**PROBLEM DESCRIPTION**. All lines featuring the string "annotation" are to be listed.

━━ EXERCISE DATA

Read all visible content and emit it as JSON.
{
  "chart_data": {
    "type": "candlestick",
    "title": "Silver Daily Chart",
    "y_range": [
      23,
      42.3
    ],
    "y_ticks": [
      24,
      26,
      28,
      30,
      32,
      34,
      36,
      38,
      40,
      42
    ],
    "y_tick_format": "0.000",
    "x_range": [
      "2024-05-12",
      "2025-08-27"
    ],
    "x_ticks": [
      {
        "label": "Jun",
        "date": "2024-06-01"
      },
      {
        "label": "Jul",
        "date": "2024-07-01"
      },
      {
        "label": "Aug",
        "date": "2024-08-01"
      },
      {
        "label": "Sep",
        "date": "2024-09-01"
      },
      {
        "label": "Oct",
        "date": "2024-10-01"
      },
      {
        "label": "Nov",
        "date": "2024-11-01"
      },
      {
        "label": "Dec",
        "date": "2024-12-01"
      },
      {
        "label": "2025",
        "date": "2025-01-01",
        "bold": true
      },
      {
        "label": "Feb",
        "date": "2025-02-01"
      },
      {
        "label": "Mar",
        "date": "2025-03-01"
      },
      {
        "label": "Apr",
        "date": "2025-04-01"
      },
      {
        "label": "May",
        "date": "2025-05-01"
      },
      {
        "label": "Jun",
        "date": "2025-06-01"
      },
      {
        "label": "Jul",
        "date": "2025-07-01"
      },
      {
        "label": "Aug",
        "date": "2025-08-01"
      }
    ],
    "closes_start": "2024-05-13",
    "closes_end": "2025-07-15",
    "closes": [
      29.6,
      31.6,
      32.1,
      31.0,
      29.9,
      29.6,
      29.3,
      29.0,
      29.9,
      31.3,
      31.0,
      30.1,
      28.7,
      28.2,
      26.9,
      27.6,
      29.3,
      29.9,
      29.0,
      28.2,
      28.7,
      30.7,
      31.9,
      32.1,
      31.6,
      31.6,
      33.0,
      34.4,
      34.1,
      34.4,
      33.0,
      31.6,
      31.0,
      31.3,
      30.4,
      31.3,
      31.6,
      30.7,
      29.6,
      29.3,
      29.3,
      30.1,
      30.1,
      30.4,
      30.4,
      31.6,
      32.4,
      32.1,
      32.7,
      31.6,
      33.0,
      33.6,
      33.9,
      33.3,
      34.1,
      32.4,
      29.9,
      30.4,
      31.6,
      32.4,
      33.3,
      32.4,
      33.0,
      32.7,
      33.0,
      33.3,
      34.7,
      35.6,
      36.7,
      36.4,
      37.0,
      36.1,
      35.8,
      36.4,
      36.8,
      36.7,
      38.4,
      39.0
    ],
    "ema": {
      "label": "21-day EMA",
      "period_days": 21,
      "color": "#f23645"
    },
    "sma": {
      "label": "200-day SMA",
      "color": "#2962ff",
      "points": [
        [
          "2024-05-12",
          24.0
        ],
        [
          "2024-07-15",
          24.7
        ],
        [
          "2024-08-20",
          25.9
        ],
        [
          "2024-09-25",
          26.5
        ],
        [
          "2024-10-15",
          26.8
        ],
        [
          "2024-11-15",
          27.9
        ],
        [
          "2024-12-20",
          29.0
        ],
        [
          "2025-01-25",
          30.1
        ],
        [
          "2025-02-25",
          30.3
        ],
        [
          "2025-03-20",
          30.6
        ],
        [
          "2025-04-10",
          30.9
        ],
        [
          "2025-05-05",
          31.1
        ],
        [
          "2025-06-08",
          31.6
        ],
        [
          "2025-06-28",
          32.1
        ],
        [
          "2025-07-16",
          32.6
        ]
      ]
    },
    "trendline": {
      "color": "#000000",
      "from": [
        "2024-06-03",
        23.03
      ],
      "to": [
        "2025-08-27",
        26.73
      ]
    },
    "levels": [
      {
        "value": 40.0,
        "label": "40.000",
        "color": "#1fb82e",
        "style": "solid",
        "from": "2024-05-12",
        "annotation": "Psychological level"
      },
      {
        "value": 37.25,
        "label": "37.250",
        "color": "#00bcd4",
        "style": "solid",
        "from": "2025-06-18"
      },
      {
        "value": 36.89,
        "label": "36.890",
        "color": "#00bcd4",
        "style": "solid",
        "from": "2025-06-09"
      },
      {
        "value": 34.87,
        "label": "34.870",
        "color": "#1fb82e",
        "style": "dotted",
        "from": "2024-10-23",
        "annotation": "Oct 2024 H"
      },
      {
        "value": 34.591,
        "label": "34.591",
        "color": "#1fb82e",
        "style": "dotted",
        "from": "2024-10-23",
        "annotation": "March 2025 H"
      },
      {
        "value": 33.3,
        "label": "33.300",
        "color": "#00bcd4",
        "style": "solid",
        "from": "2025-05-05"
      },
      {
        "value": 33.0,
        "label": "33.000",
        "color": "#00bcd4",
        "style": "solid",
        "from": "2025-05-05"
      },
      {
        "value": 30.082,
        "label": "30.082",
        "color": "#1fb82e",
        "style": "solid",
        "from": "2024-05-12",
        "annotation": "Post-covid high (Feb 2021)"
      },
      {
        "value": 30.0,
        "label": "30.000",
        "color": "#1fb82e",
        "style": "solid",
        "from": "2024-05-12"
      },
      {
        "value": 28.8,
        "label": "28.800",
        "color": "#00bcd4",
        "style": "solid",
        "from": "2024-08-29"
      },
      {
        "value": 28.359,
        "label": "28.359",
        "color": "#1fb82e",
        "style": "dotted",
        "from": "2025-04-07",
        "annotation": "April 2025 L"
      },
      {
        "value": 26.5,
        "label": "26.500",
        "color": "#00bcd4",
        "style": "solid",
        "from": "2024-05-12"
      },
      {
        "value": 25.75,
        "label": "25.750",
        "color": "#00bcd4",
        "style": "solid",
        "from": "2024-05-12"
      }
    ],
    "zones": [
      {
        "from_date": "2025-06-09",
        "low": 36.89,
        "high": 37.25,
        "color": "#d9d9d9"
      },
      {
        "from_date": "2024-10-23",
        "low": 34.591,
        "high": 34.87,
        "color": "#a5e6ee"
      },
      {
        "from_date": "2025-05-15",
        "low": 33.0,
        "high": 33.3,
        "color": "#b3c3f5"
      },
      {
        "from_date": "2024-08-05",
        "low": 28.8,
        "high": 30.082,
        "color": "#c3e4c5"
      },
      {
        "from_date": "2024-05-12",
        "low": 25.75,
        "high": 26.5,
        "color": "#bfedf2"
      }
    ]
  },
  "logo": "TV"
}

━━━━

**RESULT OF THIS EXERCISE**.
        "annotation": "Psychological level"
        "annotation": "Oct 2024 H"
        "annotation": "March 2025 H"
        "annotation": "Post-covid high (Feb 2021)"
        "annotation": "April 2025 L"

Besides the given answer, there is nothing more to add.